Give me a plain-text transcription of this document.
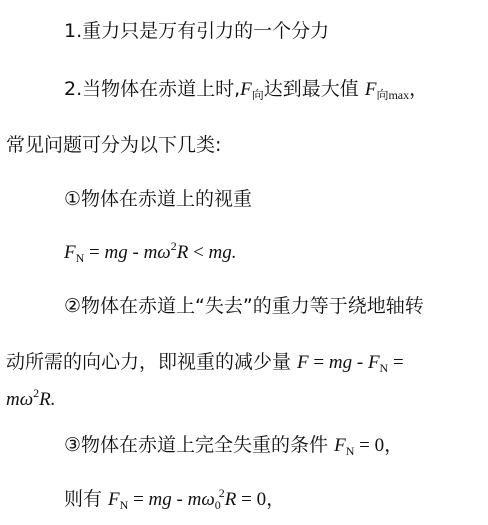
1.重力只是万有引力的一个分力
2.当物体在赤道上时$,F_向$达到最大值 $F_{向max}$，
常见问题可分为以下几类:
①物体在赤道上的视重
$F_N$ = mg - $m\omega^2R$ < mg.
②物体在赤道上“失去”的重力等于绕地轴转
动所需的向心力，即视重的减少量 F = mg - $F_N$ =
$m\omega^2R$.
③物体在赤道上完全失重的条件 $F_N = 0$，
则有 $F_N$ = mg - $m\omega_0^2R = 0$，
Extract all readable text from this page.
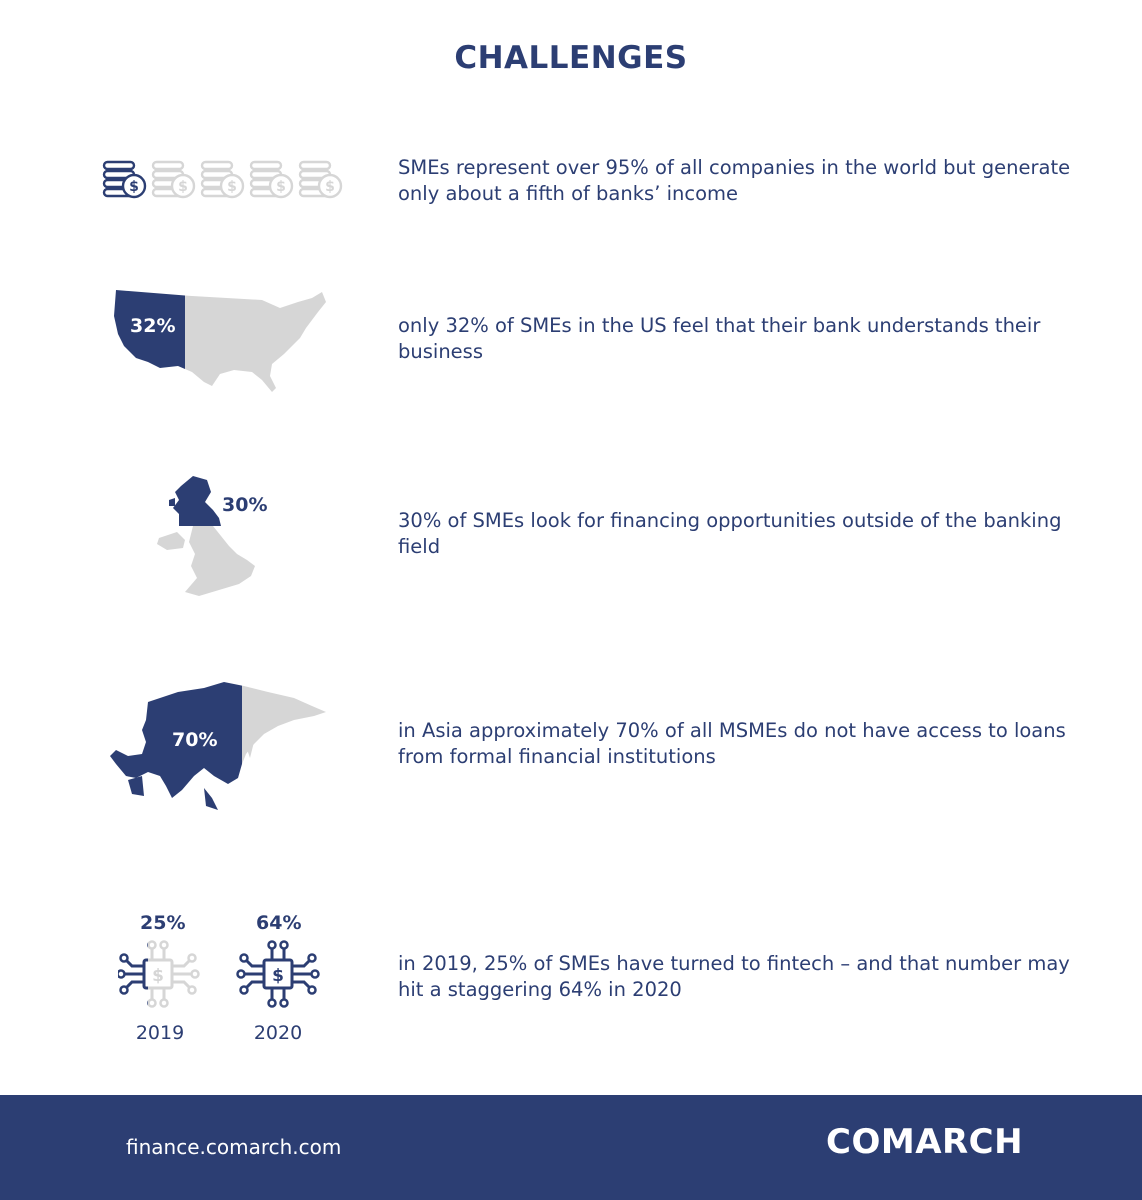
CHALLENGES
SMEs represent over 95% of all companies in the world but generate only about a fifth of banks’ income
32%	only 32% of SMEs in the US feel that their bank understands their business
30%
30% of SMEs look for financing opportunities outside of the banking field
70%	in Asia approximately 70% of all MSMEs do not have access to loans from formal financial institutions
25%	64%
2019	2020
in 2019, 25% of SMEs have turned to fintech – and that number may hit a staggering 64% in 2020
finance.comarch.com	COMARCH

──────────

Pictures in the records above are not copied; print everything else exactly.

Give me a plain-text transcription of this document.
1.重力只是万有引力的一个分力
2.当物体在赤道上时$,F_向$达到最大值 $F_{向max}$，
常见问题可分为以下几类:
①物体在赤道上的视重
$F_N$ = mg - $m\omega^2R$ < mg.
②物体在赤道上“失去”的重力等于绕地轴转
动所需的向心力，即视重的减少量 F = mg - $F_N$ =
$m\omega^2R$.
③物体在赤道上完全失重的条件 $F_N = 0$，
则有 $F_N$ = mg - $m\omega_0^2R = 0$，
Extract all readable text from this page.
CHALLENGES
SMEs represent over 95% of all companies in the world but generate only about a fifth of banks’ income
32%	only 32% of SMEs in the US feel that their bank understands their business
30%
30% of SMEs look for financing opportunities outside of the banking field
70%	in Asia approximately 70% of all MSMEs do not have access to loans from formal financial institutions
25%	64%
2019	2020
in 2019, 25% of SMEs have turned to fintech – and that number may hit a staggering 64% in 2020
finance.comarch.com	COMARCH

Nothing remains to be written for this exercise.